Find each line with the word "terei" in it, then give the total alone.

▸ Records provided
-- begin --

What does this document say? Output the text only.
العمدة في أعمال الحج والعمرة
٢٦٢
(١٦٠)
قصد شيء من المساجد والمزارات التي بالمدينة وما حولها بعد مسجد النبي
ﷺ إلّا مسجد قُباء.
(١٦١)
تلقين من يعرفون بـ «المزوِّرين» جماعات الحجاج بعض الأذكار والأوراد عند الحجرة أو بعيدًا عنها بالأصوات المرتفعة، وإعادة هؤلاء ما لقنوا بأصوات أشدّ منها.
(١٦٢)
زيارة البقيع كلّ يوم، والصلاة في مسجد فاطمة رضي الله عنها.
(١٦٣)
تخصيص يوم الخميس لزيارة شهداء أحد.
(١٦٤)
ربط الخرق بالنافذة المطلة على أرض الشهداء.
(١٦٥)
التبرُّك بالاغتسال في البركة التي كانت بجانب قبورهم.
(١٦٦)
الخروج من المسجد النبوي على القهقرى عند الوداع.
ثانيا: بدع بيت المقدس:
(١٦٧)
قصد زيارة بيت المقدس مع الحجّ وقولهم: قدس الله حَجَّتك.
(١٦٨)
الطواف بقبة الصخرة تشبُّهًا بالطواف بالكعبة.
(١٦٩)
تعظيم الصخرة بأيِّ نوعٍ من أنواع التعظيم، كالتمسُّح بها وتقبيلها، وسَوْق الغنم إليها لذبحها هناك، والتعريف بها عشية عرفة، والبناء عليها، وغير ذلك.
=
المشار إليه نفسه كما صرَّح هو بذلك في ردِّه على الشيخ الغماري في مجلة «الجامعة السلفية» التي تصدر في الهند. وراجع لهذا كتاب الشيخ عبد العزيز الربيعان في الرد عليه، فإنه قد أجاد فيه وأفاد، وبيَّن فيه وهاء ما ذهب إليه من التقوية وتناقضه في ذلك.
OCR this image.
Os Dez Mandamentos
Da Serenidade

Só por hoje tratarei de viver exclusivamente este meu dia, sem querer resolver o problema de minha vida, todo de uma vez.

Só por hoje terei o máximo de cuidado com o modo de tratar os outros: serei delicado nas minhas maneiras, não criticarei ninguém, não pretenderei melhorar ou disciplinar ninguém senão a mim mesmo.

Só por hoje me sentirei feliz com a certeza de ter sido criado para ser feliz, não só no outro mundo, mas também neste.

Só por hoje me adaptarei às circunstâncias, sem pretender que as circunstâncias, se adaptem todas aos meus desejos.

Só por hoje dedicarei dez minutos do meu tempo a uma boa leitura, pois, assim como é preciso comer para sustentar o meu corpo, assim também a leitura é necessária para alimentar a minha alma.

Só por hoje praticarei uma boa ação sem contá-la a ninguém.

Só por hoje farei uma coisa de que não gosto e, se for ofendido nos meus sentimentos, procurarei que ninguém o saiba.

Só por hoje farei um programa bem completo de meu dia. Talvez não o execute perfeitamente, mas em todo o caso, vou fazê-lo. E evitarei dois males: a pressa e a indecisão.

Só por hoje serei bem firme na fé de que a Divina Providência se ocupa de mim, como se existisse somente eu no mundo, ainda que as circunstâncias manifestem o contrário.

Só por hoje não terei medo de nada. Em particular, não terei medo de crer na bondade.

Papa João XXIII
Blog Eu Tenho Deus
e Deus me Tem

-- end --

▸ Completed task
2